-- Start of Passage provided --
Enough NLP to be dangerous

Imaginary Problem

Suppose we want to predict the next word of a sentence.

“Oh, I really love ________”
“The Netherlands is _______”
“The final episode of Game of Thrones was ______”

How can we model the problem?

Let’s discuss three of them:

Statistical models and N-Grams
Naive one-hot encoding
Learn embeddings, like word2vec

N-Grams

An n-gram is a subsequence of n items from a given sequence.

input = ‘My dog is beautiful and funny’

Bigram = ‘my,’ ‘my dog,’ ‘dog is,’ ‘is beautiful,’ ‘beautiful and,’ ‘and funny’
Trigrams = ‘my,’ ‘my dog,’ ‘my dog is,’ ‘dog is beautiful,’ ‘is beautiful and,’ ‘beautiful and funny’

N-Grams are Markov Chain models

Suppose we want to predict which word x should follow word y?

Condition the likelihood of x occuring in the context of bigrams.
P(dog | my) = C(my dog) / C (my)
Basically, P(wn | wn-1), or more broadly P(wn | w1, w2, …, wn-1).
Similar to a Markov models, as they also assume that one can predict the future without looking too far!
Read Introduction to N-gram models, by James Pustejovsky, 2015 edition of the Computational Linguistics course at Brandeis University.

One-hot encoding

“Suits without Mike and Harvey? Give me a break!”
- Suits = [1, 0, 0, 0, 0, 0, 0, 0, 0], without = = [0, 1, 0, 0, 0, 0, 0, 0, 0], Mike = = [0, 0, 1, 0, 0, 0, 0, 0, 0], …, break = [0, 0, 0, 0, 0, 0, 0, 0, 1]
- (But for all the words in all the sentences in our dataset)
Use the hot-encoded words to train the model.

The problem?

Lack of context!
-- End of Passage provided --
▸ **Instructions**
1. For each statement about the NLP text, answer yes or no and quote the words from the text that decide it. (a) An n-gram is described as a subsequence of n items taken from a sequence. (b) The main problem named for one-hot encoding is that it uses too much memory. (c) Word2vec is given as an example of learning embeddings.
2. Write the next part of the NLP text on predicting the next word, picking up right after its last line.
None of the material is needed for any task.
-- Start of Data extract --
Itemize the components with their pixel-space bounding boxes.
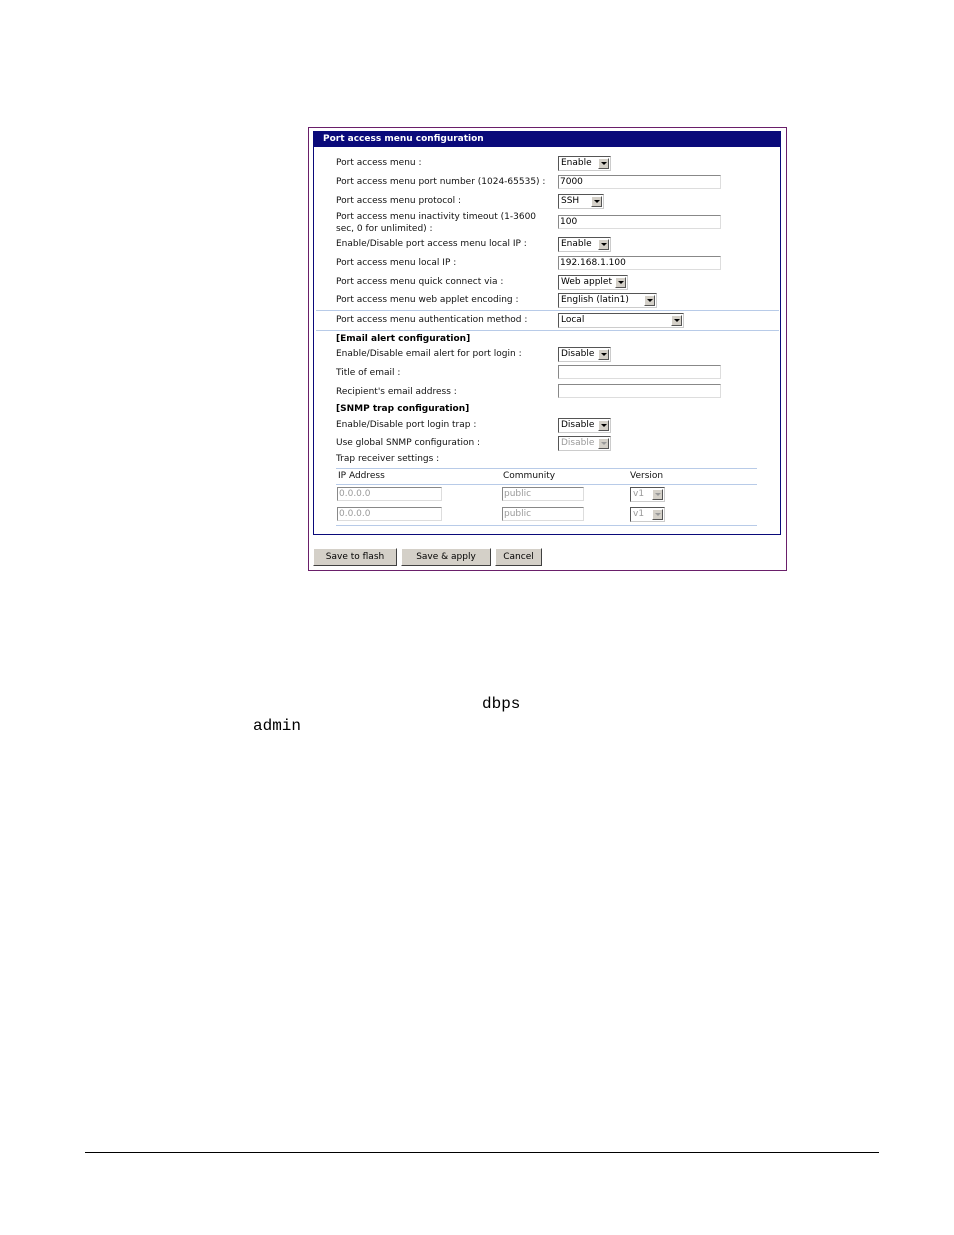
-- End of Data extract --
▸ **Solved problems**
1.
(a) Yes: "An n-gram is a subsequence of n items from a given sequence."
(b) No: "Lack of context!"
(c) Yes: "Learn embeddings, like word2vec"

2.
Transformation is not made via supervision
Words are represented by ‘random vectors,’ which have no real meaning.
Similar words are not necessary closed to each other.

Embeddings

We transform the words to vectors in a supervised manner.
Words with similar meaning would be grouped together.
(Do the “animal example” on the board)
Canonical example: king - man + woman = queen
Unintuitively: it learns not only about words that co-occur, but also about words that did not co-occur.

Example

Vector Representation of words. Source: https://www.tensorflow.org/tutorials/representation/word2vec

Word2Vec and Fastex

There are many techniques to learn vector representations from words:
- Word2Vec (via CBOW and skip-grams)
- Fastex
- …
Interesting posts on Word2vec: 1, 2, 3, 4
How to use pre-trained word embeddings in PyTorch

Seq2Seq

Really popular in translation tasks, e.g., from one language to the other.
RNNs (we learned about them before)
Input -> [Encode -> {Context] -> Decode} -> Output
See the nice examples by Jay Alammar
Attention mechanisms: Attention allows the model to focus on the relevant parts of the input sequence as needed.
Nice refs for seq2seq models: 1, 2

For you, in practice

A traditional flow when applying NLP in SE:

Given some source code, you:

Transform it into a bag of ‘words.’ Often, the AST tokens.
- To discuss: how to visit the AST?
You pass it through an embedding layer (just use pytorch’s one).
The outputs of the embedding layer are then inputs to the rest of your architecture.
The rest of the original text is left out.